_Extract_.

-- start --

[BCAB] How expert do blind people have to be?

Graham Page gpage at useit.plus.com
Wed Dec 13 17:02:23 GMT 2017


Maybe you are right steve.  I've never seen though and I found the idea of a page of textg with different coloured text indicating links to be useful.  I know they are often underlined  as well.

The surfs up pages are also pretty good to get people going too so I'll generally use them.

Cheers

Graham

-----Original Message-----
From: Bcab [mailto:bcab-bounces at lists.bcab.org.uk] On Behalf Of Steve Nutt
Sent: 13 December 2017 15:23
To: 'BCAB Discussion List'
Subject: Re: [BCAB] How expert do blind people have to be?

Hi Gena,

I agree, and the enaligy that Graham uses is somewhat flawed in that if you have never seen, you don't really know what colours mean.

-- end --

_Given task 1_.
Turn the records starting at the line containing "pump-curve: [83, 321, 878, 497]" and ending at the line containing "y-axis-title: 扬程(m)▸: [15, 279, 35, 348]" into a numbered list, leaving out any blank lines.
The records below have no connection to the email thread.

_Material for this task_.

-- start --

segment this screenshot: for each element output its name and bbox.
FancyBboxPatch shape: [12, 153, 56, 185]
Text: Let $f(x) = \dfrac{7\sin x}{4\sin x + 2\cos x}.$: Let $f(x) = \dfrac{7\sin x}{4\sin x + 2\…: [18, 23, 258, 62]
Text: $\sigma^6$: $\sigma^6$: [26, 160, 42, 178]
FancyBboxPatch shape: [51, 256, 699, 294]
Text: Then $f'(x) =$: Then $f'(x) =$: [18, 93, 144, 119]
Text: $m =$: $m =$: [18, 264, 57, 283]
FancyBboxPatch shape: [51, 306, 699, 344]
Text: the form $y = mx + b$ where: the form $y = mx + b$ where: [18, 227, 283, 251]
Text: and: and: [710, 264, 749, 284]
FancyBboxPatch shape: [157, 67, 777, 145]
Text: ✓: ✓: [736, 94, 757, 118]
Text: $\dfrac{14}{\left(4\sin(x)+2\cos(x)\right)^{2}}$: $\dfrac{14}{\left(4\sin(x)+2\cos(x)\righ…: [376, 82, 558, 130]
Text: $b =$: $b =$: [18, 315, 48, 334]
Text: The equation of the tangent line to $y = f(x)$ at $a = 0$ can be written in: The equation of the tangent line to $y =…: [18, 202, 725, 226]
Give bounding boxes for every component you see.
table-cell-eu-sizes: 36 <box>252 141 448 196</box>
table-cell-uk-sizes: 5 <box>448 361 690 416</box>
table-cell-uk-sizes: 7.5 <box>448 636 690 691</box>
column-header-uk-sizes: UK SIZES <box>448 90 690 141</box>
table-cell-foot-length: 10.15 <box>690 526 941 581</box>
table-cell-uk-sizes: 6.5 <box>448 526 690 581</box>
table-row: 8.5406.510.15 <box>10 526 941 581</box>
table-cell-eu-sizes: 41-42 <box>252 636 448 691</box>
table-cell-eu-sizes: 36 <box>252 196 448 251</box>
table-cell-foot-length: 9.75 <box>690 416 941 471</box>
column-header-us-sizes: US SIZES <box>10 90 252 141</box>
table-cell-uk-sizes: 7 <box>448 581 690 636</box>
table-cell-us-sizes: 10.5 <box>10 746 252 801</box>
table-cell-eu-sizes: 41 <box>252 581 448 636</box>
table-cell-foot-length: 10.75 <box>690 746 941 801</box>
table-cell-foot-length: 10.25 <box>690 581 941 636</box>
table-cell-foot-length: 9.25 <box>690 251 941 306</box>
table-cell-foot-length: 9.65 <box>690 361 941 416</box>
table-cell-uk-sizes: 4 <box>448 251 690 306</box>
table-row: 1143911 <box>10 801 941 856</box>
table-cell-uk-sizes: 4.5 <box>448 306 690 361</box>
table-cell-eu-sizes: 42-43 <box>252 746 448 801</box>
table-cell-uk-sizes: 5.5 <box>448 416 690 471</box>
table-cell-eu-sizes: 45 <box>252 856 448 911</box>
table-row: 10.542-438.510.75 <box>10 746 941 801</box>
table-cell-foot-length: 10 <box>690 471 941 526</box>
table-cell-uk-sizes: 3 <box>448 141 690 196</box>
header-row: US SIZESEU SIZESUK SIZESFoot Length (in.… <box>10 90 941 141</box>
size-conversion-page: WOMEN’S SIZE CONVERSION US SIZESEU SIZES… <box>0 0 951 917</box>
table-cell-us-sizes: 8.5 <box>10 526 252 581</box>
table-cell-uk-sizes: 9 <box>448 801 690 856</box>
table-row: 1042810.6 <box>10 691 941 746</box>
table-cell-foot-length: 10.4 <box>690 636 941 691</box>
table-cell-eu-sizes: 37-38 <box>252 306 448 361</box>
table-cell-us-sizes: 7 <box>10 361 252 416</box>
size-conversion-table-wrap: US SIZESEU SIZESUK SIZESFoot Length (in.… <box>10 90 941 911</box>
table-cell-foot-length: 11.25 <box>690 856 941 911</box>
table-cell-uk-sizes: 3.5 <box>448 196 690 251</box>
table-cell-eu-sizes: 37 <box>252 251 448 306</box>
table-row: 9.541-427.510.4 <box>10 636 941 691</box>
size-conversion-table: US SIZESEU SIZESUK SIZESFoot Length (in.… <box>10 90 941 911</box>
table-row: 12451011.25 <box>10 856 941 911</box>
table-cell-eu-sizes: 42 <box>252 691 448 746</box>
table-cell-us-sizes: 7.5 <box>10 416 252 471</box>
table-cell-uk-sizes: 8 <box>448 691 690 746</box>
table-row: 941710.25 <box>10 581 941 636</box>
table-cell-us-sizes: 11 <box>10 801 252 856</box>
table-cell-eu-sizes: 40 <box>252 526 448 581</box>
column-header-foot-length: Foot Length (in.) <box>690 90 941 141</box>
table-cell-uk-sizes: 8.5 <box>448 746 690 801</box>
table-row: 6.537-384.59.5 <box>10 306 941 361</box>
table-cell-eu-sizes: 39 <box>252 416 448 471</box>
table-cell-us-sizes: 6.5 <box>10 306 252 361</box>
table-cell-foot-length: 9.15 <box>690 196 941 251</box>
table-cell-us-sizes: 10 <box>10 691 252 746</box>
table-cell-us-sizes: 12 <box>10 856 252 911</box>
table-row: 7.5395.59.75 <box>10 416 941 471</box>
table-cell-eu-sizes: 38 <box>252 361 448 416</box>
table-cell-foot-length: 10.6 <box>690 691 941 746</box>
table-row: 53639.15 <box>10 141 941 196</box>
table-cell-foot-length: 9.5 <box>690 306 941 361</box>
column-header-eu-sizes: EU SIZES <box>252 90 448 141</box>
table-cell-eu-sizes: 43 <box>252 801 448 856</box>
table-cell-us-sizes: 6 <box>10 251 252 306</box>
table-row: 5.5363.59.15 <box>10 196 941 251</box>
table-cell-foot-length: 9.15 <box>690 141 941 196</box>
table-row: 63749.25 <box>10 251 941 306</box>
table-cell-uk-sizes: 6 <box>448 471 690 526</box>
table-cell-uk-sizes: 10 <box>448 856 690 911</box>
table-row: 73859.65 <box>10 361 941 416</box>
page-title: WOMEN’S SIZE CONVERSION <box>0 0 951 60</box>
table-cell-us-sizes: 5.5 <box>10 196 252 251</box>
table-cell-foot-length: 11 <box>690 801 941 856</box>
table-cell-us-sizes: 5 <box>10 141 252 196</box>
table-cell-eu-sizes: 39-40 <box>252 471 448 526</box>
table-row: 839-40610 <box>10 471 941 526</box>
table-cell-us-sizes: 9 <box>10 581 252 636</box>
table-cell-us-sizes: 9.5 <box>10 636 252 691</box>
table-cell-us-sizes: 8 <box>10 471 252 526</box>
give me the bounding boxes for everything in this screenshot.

-- end --
-- start --

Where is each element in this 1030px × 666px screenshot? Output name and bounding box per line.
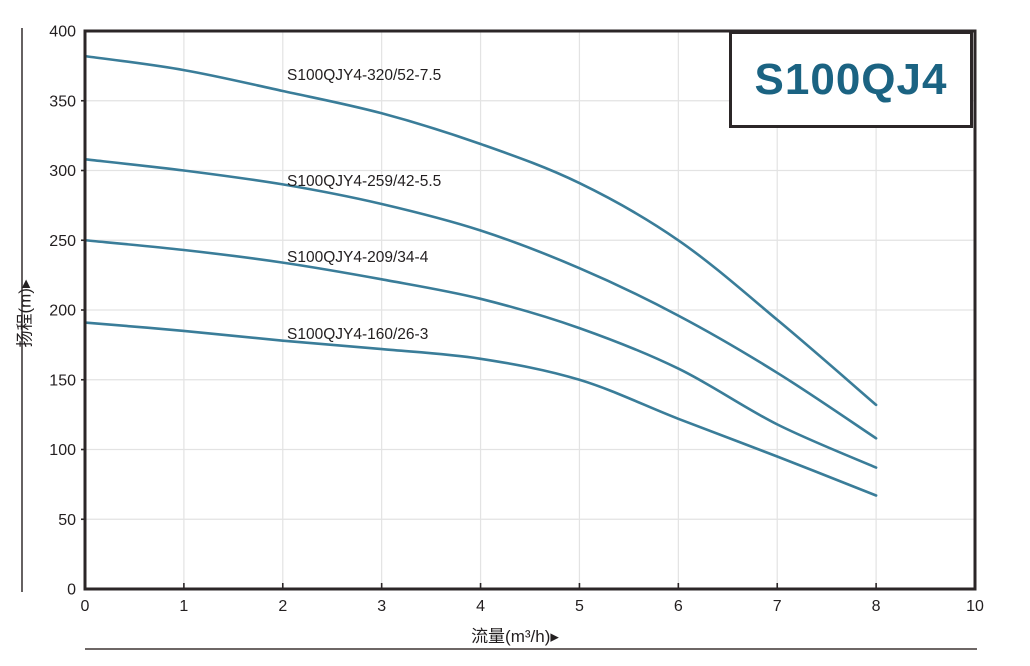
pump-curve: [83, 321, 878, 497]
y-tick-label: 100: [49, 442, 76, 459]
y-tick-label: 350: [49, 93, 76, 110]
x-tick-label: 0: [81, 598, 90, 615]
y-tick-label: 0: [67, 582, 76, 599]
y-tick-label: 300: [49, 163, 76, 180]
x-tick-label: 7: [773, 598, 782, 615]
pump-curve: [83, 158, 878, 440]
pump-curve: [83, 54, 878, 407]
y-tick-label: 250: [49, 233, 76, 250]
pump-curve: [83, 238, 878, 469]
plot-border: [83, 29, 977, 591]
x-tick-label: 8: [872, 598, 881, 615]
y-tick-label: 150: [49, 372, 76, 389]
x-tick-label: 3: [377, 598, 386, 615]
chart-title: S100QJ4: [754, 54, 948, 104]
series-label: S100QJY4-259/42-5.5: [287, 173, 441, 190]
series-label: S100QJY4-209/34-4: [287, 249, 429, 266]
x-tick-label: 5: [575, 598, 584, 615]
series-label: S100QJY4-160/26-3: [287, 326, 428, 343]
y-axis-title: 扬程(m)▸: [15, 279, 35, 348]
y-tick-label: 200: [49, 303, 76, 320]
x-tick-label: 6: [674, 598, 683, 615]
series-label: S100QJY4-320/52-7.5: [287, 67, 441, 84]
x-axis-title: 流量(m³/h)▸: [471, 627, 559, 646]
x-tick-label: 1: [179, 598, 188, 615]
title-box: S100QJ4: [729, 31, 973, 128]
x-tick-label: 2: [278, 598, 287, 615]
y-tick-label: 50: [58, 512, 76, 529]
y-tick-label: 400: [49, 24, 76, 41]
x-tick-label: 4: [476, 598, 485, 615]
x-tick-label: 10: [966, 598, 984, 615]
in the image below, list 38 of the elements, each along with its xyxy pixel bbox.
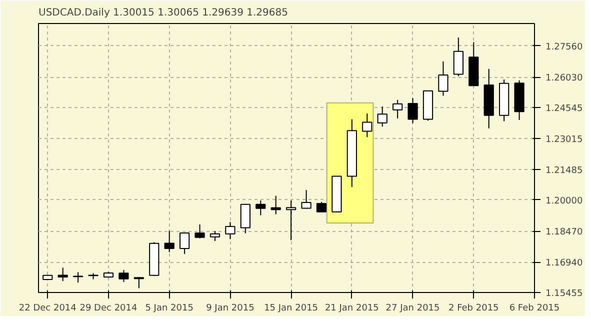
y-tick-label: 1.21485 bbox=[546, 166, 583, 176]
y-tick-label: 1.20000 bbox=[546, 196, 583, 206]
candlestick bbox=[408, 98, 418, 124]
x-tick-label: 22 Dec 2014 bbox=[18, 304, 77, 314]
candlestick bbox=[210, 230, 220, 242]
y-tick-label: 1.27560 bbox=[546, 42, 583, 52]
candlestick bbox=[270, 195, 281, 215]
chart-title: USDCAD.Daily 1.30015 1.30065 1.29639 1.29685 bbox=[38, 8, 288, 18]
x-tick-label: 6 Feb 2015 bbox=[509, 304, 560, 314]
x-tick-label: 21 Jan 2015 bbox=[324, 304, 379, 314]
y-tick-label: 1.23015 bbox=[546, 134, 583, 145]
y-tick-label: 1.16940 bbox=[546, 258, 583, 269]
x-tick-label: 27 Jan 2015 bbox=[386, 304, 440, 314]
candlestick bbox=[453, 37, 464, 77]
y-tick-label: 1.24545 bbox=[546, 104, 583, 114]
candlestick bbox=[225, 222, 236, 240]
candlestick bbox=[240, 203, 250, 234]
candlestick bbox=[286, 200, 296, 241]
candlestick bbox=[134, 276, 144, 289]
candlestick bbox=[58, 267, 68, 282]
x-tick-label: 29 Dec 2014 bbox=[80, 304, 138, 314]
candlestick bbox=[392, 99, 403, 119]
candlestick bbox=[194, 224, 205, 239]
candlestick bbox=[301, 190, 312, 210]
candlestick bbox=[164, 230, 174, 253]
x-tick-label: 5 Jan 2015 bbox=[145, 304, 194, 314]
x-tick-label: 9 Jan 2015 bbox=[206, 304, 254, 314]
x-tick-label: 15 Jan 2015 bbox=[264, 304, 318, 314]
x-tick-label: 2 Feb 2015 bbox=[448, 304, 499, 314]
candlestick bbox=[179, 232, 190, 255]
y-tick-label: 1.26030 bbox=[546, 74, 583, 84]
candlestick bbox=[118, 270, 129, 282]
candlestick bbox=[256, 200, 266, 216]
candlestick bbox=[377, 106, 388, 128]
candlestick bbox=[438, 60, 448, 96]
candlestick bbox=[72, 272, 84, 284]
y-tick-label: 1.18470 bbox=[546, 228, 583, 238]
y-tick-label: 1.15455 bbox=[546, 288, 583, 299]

-- end --
-- start --

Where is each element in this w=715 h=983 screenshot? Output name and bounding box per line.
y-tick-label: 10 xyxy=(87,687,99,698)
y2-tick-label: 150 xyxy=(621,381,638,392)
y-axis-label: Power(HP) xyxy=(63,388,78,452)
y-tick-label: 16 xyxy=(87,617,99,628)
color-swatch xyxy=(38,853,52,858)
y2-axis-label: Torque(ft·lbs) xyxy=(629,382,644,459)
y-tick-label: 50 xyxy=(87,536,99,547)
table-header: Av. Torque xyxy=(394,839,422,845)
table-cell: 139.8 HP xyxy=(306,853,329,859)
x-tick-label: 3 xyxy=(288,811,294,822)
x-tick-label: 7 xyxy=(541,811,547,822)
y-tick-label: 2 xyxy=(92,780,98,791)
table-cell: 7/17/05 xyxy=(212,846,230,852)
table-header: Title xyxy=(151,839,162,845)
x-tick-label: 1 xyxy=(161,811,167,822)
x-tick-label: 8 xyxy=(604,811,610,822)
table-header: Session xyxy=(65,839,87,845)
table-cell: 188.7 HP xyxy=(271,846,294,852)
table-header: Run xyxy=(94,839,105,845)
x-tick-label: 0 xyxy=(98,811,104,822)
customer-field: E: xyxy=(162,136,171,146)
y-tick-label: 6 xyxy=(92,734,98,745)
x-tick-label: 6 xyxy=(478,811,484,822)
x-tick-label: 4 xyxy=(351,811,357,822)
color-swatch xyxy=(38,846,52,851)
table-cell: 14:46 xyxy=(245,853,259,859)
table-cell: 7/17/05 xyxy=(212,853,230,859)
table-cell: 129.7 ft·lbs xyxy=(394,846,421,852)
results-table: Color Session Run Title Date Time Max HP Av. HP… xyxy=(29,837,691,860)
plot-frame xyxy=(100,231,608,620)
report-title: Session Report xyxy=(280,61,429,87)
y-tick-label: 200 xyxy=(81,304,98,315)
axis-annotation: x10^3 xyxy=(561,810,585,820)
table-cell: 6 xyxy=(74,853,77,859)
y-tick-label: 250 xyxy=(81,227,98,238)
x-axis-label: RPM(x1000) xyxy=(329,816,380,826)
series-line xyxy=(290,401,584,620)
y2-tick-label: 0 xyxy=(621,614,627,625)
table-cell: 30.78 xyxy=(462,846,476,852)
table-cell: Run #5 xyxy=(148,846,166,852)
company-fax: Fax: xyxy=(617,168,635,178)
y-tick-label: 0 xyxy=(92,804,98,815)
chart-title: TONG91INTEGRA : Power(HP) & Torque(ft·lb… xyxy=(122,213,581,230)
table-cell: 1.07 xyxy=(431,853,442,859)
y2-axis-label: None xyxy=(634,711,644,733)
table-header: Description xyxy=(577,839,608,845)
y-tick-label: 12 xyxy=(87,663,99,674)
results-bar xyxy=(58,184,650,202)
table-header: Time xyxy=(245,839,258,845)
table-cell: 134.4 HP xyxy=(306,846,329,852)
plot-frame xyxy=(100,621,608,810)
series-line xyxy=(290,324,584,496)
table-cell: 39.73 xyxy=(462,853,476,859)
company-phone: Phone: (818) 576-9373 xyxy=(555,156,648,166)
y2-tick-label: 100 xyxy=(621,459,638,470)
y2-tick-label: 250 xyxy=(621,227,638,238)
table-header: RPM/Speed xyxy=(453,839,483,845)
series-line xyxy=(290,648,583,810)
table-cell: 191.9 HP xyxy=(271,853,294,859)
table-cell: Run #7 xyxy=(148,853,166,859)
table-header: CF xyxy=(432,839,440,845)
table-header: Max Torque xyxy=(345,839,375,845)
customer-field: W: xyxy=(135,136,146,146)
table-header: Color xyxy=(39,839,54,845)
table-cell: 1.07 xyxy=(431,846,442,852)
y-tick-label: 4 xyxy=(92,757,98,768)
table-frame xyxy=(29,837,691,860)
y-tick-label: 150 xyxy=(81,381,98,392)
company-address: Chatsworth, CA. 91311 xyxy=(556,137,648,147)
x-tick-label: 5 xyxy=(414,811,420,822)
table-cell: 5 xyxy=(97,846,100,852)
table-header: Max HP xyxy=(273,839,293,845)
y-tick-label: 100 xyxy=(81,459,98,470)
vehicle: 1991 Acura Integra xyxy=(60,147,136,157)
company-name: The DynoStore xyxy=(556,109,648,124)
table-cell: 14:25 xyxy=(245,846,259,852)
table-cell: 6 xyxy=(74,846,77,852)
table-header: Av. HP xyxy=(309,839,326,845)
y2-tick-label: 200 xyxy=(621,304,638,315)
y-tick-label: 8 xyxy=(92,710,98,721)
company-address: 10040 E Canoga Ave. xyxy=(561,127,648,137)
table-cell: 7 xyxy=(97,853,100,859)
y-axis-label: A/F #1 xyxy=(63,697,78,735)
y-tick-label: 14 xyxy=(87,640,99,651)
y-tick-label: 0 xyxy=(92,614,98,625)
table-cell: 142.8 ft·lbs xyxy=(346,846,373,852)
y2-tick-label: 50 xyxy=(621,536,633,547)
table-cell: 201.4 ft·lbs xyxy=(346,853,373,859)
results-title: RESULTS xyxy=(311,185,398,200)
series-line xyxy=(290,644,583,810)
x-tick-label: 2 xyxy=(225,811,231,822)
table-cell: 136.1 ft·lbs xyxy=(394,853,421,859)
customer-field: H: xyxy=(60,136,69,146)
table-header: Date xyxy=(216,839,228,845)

-- end --

_Given task 2_.
According to the email thread, why does Steve Nutt consider the analogy Graham uses flawed?

_Complete response 1_.
1. pump-curve: [83, 321, 878, 497]
2. y-tick-label: 100: [49, 442, 76, 459]
3. y-tick-label: 350: [49, 93, 76, 110]
4. x-tick-label: 0: [81, 598, 90, 615]
5. y-tick-label: 0: [67, 582, 76, 599]
6. y-tick-label: 300: [49, 163, 76, 180]
7. x-tick-label: 7: [773, 598, 782, 615]
8. pump-curve: [83, 158, 878, 440]
9. pump-curve: [83, 54, 878, 407]
10. y-tick-label: 250: [49, 233, 76, 250]
11. pump-curve: [83, 238, 878, 469]
12. plot-border: [83, 29, 977, 591]
13. x-tick-label: 8: [872, 598, 881, 615]
14. y-tick-label: 150: [49, 372, 76, 389]
15. x-tick-label: 3: [377, 598, 386, 615]
16. chart-title: S100QJ4: [754, 54, 948, 104]
17. series-label: S100QJY4-259/42-5.5: [287, 173, 441, 190]
18. series-label: S100QJY4-209/34-4: [287, 249, 429, 266]
19. x-tick-label: 5: [575, 598, 584, 615]
20. series-label: S100QJY4-160/26-3: [287, 326, 428, 343]
21. y-axis-title: 扬程(m)▸: [15, 279, 35, 348]

_Complete response 2_.
He considers it flawed because a person who has never seen doesn't really know what colors mean. An explanation that relies on differently colored text for links would therefore not convey much to them.